/---
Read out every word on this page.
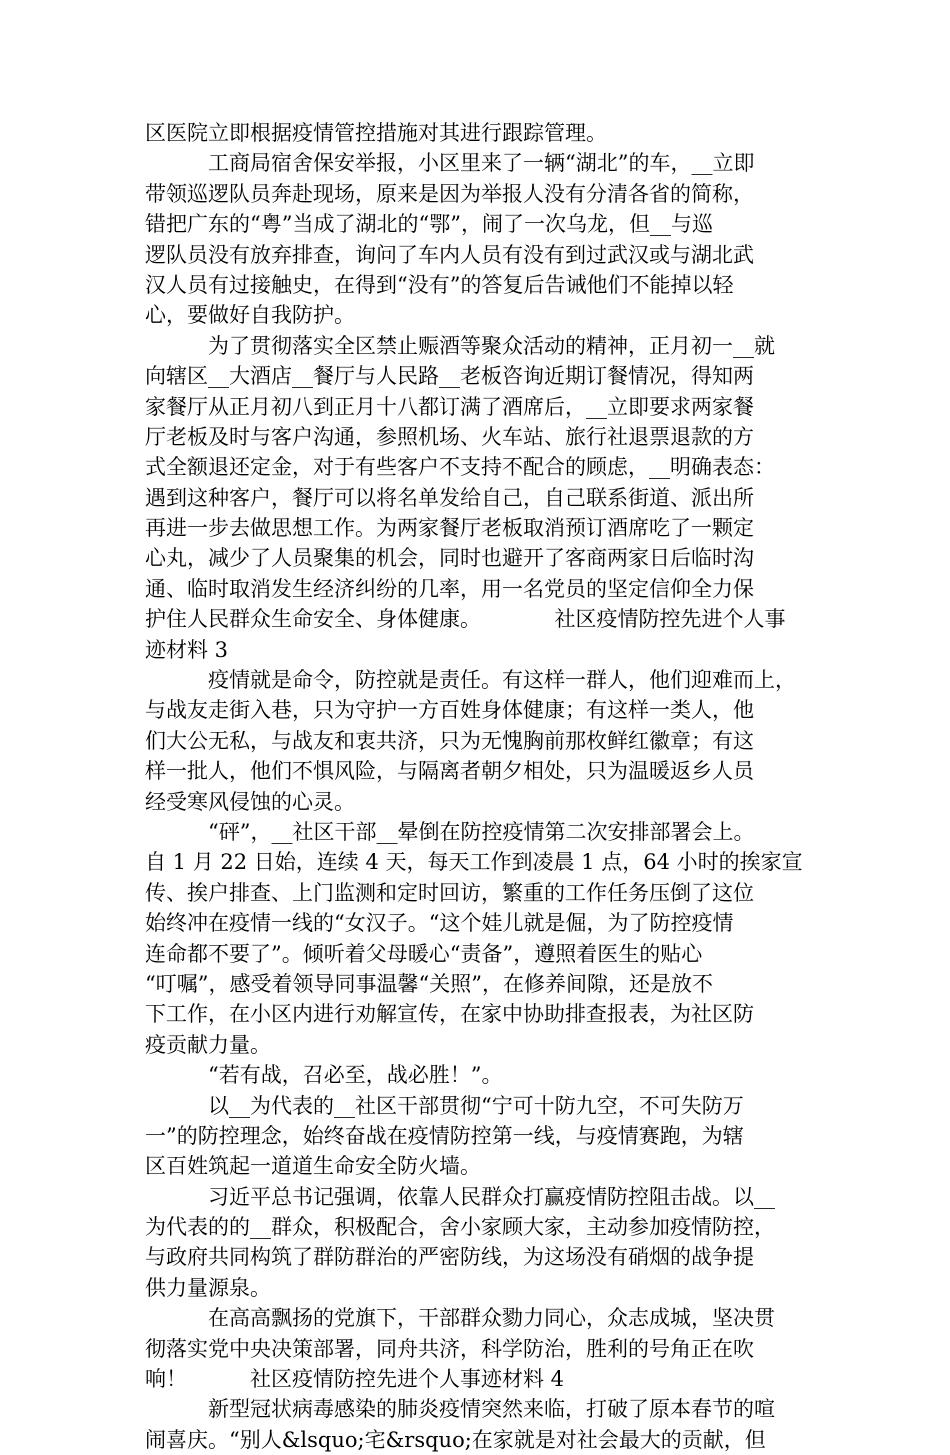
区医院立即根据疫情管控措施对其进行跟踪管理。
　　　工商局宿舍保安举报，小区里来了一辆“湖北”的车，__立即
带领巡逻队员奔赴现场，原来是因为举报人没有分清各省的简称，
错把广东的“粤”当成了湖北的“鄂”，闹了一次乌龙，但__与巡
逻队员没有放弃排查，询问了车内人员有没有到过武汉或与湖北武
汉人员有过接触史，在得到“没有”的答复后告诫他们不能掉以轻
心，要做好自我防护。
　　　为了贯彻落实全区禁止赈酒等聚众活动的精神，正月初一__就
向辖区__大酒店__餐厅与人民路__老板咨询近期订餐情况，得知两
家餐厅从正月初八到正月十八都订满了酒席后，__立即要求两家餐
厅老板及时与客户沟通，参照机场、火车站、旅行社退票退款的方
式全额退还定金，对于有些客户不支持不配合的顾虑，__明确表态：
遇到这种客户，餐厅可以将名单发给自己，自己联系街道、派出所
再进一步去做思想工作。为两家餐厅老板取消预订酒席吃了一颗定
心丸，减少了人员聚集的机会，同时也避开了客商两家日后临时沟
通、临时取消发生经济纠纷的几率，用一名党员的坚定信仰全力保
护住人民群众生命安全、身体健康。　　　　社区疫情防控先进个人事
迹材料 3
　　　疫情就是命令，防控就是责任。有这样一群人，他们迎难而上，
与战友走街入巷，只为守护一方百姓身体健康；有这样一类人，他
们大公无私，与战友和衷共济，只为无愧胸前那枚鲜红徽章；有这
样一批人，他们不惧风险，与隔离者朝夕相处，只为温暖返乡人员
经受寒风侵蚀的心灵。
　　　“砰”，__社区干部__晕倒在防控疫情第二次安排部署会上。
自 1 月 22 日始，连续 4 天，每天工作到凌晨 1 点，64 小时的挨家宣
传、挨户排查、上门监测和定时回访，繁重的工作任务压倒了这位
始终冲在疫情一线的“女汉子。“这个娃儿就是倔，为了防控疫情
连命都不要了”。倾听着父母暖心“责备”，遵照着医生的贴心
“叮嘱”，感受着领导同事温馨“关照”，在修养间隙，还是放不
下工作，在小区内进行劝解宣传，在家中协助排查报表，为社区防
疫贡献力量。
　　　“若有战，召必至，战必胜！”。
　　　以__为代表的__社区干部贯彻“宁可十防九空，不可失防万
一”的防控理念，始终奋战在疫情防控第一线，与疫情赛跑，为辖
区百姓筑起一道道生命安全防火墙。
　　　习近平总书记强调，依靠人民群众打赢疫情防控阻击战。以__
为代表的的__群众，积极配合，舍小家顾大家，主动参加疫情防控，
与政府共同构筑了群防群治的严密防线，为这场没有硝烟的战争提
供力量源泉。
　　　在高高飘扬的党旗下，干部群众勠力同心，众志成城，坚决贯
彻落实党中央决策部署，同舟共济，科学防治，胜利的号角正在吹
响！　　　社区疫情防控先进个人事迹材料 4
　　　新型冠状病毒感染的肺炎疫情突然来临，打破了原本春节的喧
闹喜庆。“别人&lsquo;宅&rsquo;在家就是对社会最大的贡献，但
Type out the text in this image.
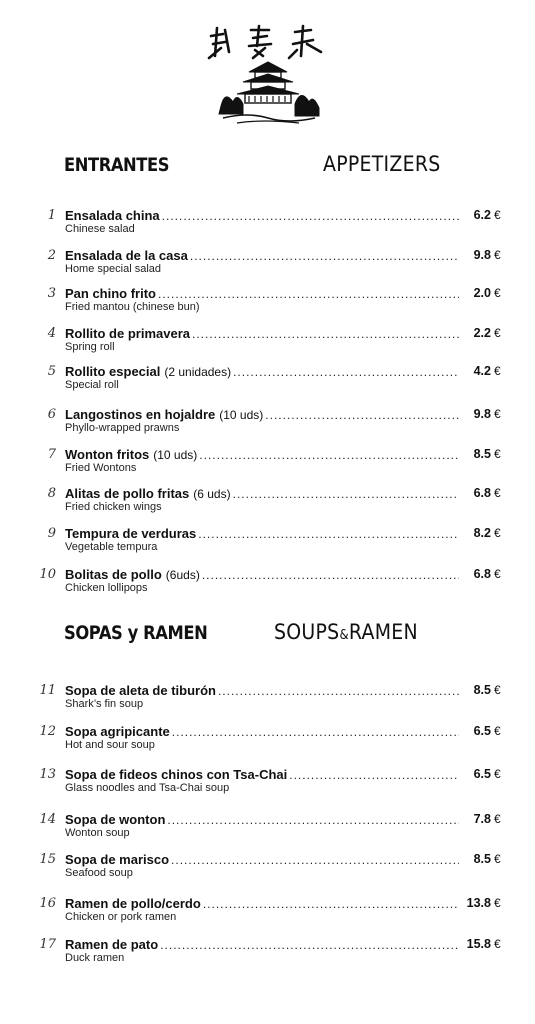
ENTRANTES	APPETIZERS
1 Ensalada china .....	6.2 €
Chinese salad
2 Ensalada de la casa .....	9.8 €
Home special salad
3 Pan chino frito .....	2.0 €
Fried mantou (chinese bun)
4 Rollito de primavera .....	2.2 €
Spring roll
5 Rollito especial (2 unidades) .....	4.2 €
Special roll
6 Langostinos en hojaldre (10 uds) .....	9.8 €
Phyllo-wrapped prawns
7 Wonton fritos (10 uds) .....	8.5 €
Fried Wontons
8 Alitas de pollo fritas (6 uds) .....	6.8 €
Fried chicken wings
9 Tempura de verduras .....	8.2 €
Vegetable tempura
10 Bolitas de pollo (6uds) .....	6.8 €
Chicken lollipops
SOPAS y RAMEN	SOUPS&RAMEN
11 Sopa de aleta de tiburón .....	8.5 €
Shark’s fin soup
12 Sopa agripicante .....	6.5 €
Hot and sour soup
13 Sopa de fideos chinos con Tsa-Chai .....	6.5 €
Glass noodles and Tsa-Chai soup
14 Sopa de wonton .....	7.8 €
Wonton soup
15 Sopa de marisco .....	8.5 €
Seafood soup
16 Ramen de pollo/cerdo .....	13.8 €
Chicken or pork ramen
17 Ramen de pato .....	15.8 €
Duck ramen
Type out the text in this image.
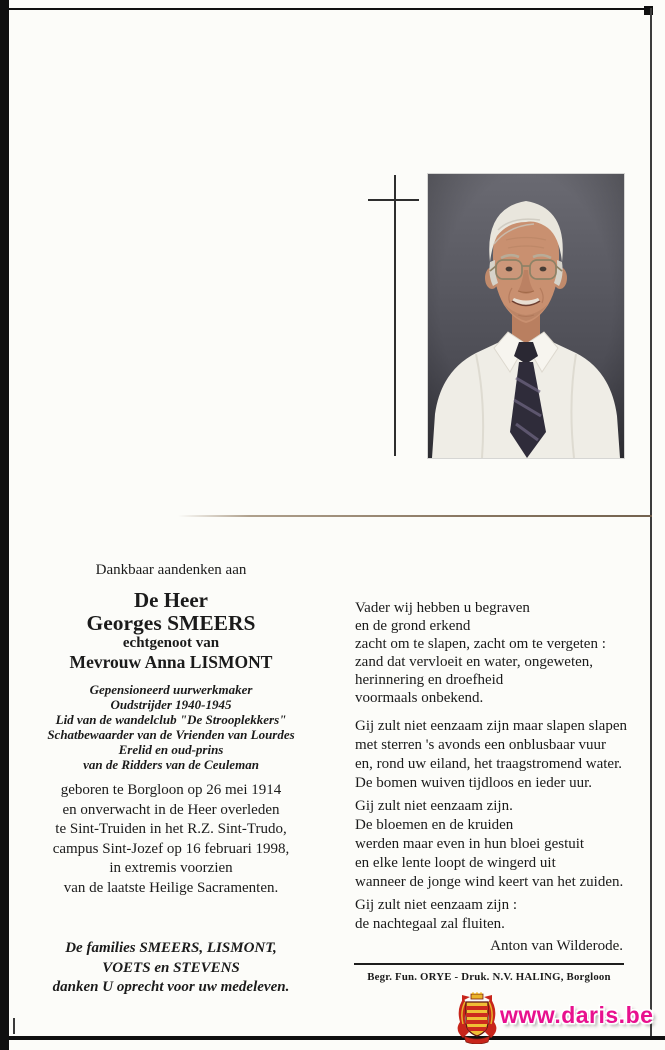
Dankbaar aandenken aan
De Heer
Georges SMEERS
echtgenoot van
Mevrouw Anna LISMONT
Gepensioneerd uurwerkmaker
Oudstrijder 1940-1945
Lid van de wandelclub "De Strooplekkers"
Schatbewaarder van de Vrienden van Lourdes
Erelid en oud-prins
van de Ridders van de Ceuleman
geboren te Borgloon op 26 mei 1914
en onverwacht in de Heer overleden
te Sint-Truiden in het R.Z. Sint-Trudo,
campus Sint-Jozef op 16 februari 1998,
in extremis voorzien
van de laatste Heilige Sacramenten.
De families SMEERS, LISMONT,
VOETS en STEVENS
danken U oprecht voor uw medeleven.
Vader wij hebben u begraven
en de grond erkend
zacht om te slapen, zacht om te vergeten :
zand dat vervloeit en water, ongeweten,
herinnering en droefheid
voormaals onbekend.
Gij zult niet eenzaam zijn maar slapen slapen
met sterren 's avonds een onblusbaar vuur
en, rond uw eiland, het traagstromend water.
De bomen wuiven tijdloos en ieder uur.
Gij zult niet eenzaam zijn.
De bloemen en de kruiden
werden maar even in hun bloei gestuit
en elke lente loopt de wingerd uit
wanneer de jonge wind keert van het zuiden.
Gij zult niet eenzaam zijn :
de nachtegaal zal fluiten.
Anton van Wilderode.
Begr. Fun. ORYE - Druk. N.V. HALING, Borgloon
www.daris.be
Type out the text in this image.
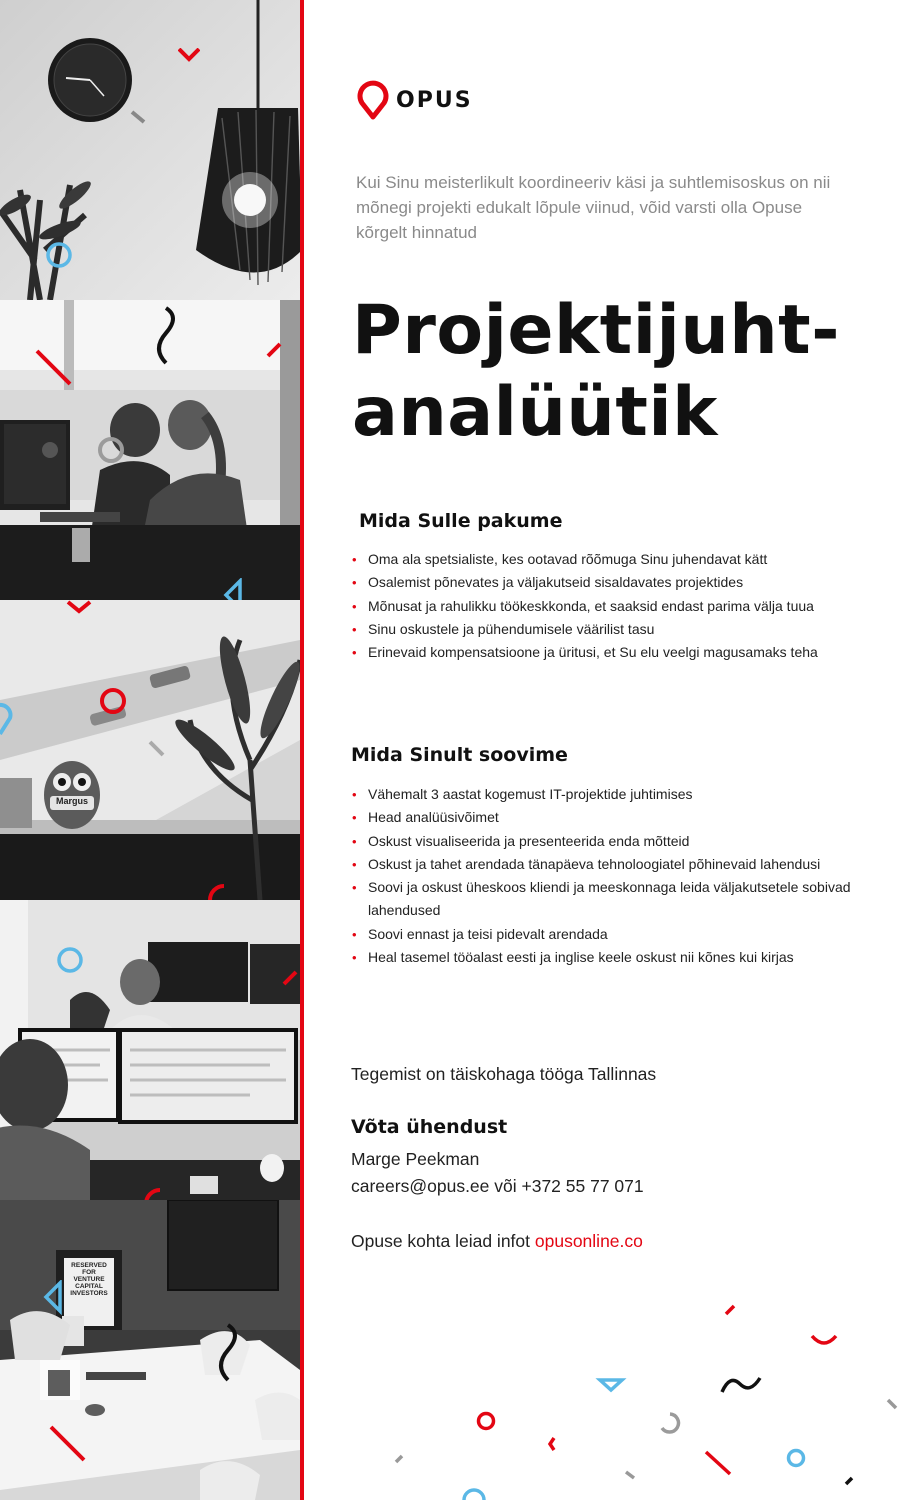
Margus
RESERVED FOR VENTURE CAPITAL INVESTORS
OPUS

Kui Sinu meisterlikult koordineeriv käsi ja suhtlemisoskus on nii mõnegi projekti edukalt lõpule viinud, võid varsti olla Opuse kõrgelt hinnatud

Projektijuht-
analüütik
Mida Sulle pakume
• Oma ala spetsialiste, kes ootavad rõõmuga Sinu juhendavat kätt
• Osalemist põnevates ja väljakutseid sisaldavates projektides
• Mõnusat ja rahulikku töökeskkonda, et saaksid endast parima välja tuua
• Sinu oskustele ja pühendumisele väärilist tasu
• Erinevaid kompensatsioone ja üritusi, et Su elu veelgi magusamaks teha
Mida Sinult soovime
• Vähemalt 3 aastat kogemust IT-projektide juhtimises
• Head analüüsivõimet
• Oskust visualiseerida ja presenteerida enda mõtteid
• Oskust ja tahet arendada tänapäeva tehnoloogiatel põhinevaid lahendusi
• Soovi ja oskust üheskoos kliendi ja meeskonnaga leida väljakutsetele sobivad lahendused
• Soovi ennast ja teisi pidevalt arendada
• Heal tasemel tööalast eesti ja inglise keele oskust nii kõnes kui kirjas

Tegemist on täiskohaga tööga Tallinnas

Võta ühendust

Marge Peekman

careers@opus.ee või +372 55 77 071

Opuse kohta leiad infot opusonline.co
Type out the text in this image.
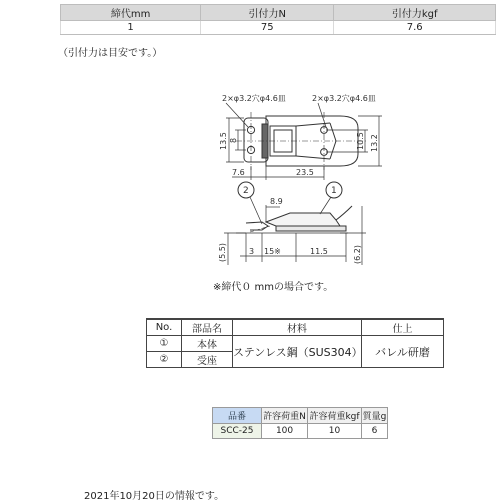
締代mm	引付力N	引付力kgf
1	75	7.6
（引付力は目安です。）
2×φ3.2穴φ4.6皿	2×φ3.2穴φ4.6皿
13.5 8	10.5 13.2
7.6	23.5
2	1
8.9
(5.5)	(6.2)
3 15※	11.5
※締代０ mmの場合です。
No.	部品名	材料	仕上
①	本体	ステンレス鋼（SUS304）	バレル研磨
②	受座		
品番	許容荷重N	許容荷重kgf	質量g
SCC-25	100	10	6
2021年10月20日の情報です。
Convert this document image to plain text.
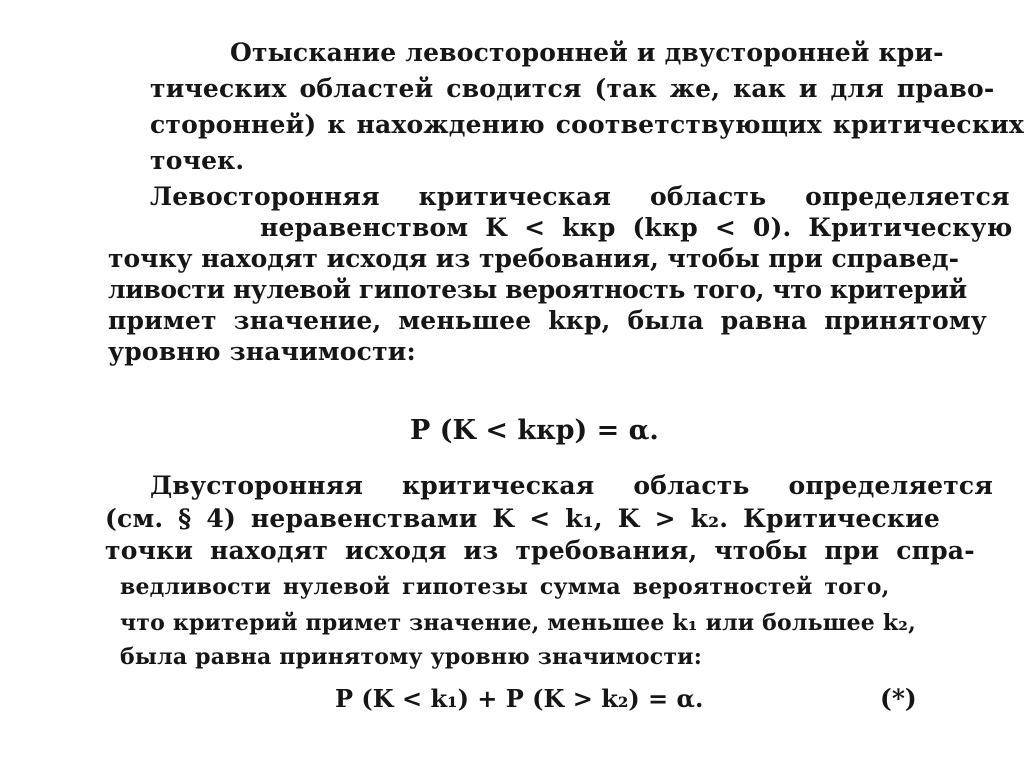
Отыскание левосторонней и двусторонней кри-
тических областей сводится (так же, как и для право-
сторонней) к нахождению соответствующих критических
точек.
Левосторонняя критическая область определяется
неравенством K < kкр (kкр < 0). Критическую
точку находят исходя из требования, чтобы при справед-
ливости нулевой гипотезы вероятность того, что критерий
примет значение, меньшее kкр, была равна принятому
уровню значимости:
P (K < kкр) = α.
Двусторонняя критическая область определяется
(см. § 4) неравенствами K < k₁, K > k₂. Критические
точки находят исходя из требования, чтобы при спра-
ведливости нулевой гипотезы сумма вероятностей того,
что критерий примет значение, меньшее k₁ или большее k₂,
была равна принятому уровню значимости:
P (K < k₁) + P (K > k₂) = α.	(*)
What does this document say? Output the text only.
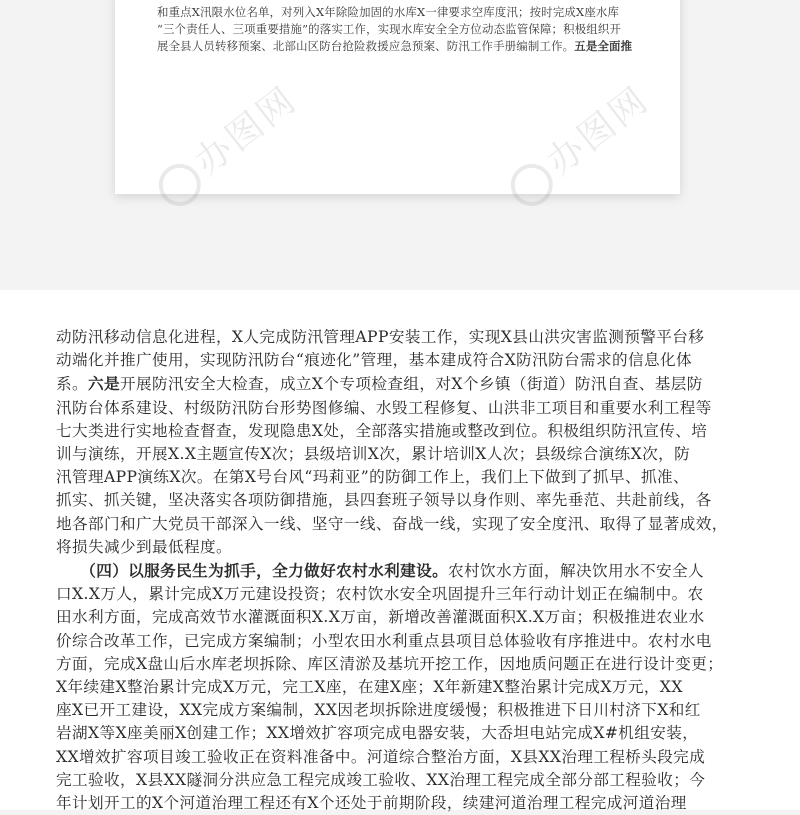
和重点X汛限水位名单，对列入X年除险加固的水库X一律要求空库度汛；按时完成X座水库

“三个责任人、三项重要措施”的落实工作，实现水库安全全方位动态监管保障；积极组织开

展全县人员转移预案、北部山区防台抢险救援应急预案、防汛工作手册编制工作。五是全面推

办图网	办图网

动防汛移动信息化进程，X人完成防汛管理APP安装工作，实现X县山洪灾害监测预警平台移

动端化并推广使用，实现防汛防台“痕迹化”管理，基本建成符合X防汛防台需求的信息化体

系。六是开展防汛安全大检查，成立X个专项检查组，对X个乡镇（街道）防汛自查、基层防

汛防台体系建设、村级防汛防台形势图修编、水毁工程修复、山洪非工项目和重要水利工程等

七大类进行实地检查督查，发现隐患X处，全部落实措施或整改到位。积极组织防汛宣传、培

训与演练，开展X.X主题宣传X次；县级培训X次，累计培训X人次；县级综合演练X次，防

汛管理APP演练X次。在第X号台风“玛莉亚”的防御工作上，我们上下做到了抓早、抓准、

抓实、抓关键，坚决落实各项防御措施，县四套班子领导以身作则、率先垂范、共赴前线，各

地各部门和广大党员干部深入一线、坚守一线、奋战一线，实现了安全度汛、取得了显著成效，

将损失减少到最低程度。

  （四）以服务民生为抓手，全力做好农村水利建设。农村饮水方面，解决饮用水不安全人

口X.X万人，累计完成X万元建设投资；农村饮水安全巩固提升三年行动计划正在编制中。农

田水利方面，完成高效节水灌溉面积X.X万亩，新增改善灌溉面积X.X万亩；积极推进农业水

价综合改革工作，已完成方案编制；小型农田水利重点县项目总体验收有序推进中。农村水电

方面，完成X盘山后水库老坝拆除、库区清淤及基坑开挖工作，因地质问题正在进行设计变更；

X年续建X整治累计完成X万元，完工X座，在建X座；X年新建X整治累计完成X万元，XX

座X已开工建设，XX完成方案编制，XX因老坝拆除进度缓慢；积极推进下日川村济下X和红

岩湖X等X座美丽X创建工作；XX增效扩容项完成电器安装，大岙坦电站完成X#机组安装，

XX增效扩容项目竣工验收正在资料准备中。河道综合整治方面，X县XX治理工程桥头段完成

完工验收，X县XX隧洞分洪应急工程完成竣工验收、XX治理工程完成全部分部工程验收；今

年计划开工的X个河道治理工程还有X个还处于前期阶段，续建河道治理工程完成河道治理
\---
TASK STATEMENT:
State how many lines of the records hold the string "критерий", and nothing else.

PROBLEM SOLUTION:
2